> **Records from a collection**:
___

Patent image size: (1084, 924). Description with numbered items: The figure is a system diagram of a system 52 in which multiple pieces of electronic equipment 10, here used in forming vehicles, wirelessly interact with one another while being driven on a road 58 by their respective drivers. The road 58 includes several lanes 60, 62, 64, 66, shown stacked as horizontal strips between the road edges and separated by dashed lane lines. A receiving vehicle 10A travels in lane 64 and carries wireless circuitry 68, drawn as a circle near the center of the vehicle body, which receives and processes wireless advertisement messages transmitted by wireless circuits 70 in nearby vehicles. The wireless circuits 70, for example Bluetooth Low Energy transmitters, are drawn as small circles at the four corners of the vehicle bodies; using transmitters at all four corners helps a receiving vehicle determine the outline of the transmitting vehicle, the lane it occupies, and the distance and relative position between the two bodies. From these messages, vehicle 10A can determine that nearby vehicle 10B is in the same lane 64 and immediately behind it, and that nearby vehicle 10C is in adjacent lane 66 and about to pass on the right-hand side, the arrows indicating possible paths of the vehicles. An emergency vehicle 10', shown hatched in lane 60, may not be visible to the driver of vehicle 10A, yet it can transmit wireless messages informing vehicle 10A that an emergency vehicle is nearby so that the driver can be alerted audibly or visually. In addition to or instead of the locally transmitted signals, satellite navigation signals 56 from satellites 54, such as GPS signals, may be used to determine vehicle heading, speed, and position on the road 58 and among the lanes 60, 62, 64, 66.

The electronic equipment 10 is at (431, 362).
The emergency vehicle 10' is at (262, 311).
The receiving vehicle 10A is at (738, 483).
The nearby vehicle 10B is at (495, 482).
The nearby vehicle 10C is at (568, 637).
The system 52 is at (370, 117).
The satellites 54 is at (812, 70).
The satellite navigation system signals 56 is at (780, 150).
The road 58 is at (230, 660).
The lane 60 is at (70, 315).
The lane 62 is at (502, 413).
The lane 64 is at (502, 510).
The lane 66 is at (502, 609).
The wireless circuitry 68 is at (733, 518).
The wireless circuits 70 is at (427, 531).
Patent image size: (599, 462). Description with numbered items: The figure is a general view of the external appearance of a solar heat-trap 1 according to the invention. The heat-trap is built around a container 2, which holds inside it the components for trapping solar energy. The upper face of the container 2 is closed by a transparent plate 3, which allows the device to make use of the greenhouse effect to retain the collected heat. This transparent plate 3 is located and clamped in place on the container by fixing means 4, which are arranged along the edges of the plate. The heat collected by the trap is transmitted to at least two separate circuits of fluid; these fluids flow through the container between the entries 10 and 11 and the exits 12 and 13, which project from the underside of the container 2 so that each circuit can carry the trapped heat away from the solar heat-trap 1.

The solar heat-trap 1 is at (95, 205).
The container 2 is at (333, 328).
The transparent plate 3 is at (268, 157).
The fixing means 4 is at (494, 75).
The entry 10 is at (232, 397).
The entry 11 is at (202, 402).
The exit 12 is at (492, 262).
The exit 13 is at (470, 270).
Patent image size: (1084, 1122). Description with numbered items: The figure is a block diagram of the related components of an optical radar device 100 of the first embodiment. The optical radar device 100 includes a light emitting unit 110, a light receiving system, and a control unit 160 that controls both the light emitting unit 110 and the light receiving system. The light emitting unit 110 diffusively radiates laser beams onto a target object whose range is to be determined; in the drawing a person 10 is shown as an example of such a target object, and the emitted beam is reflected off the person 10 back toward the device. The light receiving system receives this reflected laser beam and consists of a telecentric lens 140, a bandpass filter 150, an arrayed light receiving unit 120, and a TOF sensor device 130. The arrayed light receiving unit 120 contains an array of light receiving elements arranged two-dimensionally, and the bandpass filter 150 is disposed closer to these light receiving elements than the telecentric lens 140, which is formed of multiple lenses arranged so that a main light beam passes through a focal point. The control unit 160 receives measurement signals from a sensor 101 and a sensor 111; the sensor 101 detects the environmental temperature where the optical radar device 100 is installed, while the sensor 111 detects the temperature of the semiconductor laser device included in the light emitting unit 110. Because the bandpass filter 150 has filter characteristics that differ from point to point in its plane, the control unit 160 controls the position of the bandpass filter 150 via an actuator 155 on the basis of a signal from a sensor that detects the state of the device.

___

Arrange as a numbered list the lines starting at the one that contains "Patent image size: (599, 462)." and ending at the one that contains "The exit 13 is at (470, 270).", omitting blank lines.

1. Patent image size: (599, 462). Description with numbered items: The figure is a general view of the external appearance of a solar heat-trap 1 according to the invention. The heat-trap is built around a container 2, which holds inside it the components for trapping solar energy. The upper face of the container 2 is closed by a transparent plate 3, which allows the device to make use of the greenhouse effect to retain the collected heat. This transparent plate 3 is located and clamped in place on the container by fixing means 4, which are arranged along the edges of the plate. The heat collected by the trap is transmitted to at least two separate circuits of fluid; these fluids flow through the container between the entries 10 and 11 and the exits 12 and 13, which project from the underside of the container 2 so that each circuit can carry the trapped heat away from the solar heat-trap 1.
2. The solar heat-trap 1 is at (95, 205).
3. The container 2 is at (333, 328).
4. The transparent plate 3 is at (268, 157).
5. The fixing means 4 is at (494, 75).
6. The entry 10 is at (232, 397).
7. The entry 11 is at (202, 402).
8. The exit 12 is at (492, 262).
9. The exit 13 is at (470, 270).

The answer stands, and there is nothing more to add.